■ WRITTEN REQUEST: Omit all images. Write out the rest of the material exactly.

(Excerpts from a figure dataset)
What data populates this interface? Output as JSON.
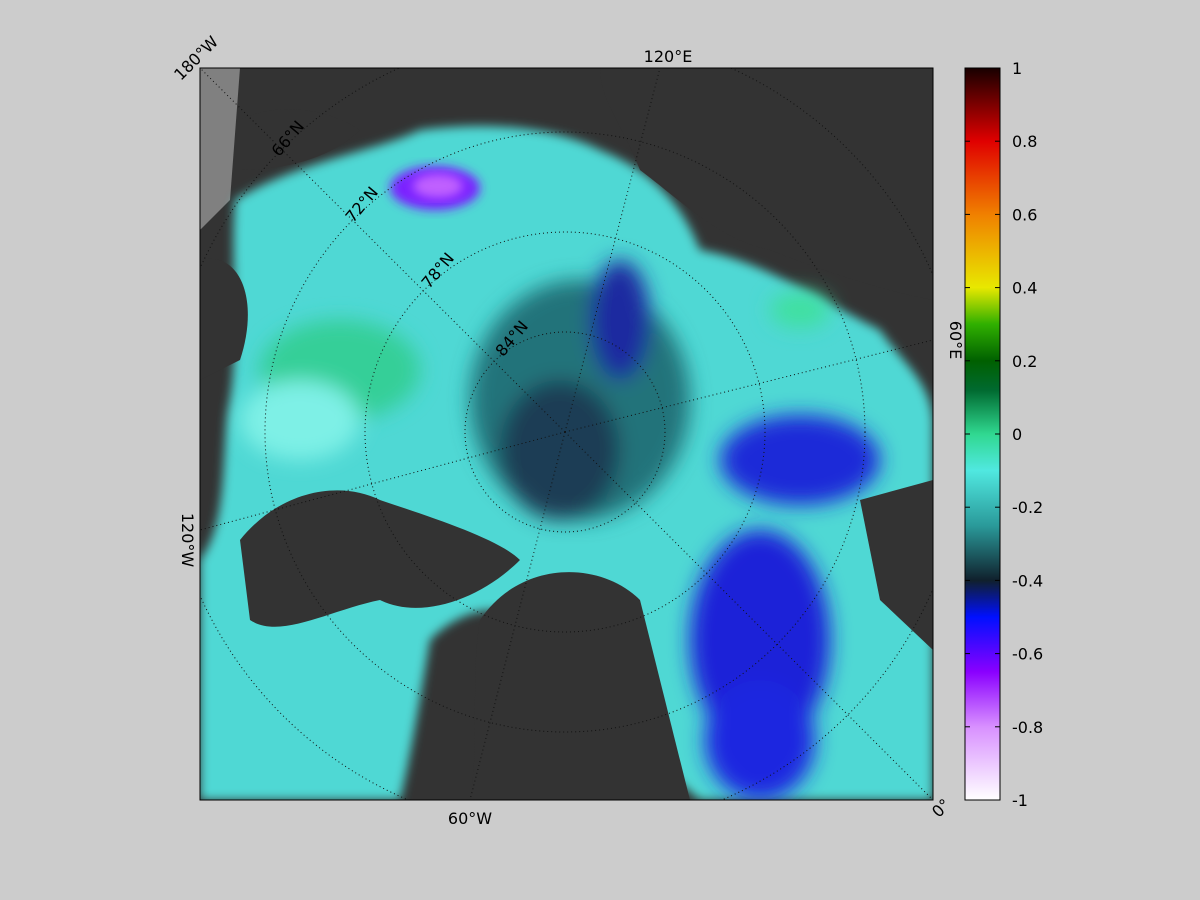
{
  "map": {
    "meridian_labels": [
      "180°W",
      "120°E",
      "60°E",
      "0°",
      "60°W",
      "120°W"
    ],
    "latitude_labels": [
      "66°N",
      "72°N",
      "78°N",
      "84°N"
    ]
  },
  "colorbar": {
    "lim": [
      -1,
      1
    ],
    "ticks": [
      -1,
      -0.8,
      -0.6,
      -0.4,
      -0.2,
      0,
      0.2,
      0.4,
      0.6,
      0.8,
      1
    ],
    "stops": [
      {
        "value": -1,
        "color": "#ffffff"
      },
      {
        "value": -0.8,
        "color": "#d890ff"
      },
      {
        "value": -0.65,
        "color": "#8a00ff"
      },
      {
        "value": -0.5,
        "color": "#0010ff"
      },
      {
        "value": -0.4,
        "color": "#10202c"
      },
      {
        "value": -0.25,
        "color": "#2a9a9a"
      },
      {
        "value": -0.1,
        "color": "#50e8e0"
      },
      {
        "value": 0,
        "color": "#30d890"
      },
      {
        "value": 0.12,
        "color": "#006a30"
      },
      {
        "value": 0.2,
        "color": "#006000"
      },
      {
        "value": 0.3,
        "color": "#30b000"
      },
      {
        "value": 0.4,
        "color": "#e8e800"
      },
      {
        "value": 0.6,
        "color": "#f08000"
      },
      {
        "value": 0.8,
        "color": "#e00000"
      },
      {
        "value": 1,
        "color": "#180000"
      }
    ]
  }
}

■ ANSWER TO THIS PROBLEM:
What data populates this interface? Output as JSON.
{
  "map": {
    "meridian_labels": [
      "180°W",
      "120°E",
      "60°E",
      "0°",
      "60°W",
      "120°W"
    ],
    "latitude_labels": [
      "66°N",
      "72°N",
      "78°N",
      "84°N"
    ]
  },
  "colorbar": {
    "lim": [
      -1,
      1
    ],
    "ticks": [
      -1,
      -0.8,
      -0.6,
      -0.4,
      -0.2,
      0,
      0.2,
      0.4,
      0.6,
      0.8,
      1
    ],
    "stops": [
      {
        "value": -1,
        "color": "#ffffff"
      },
      {
        "value": -0.8,
        "color": "#d890ff"
      },
      {
        "value": -0.65,
        "color": "#8a00ff"
      },
      {
        "value": -0.5,
        "color": "#0010ff"
      },
      {
        "value": -0.4,
        "color": "#10202c"
      },
      {
        "value": -0.25,
        "color": "#2a9a9a"
      },
      {
        "value": -0.1,
        "color": "#50e8e0"
      },
      {
        "value": 0,
        "color": "#30d890"
      },
      {
        "value": 0.12,
        "color": "#006a30"
      },
      {
        "value": 0.2,
        "color": "#006000"
      },
      {
        "value": 0.3,
        "color": "#30b000"
      },
      {
        "value": 0.4,
        "color": "#e8e800"
      },
      {
        "value": 0.6,
        "color": "#f08000"
      },
      {
        "value": 0.8,
        "color": "#e00000"
      },
      {
        "value": 1,
        "color": "#180000"
      }
    ]
  }
}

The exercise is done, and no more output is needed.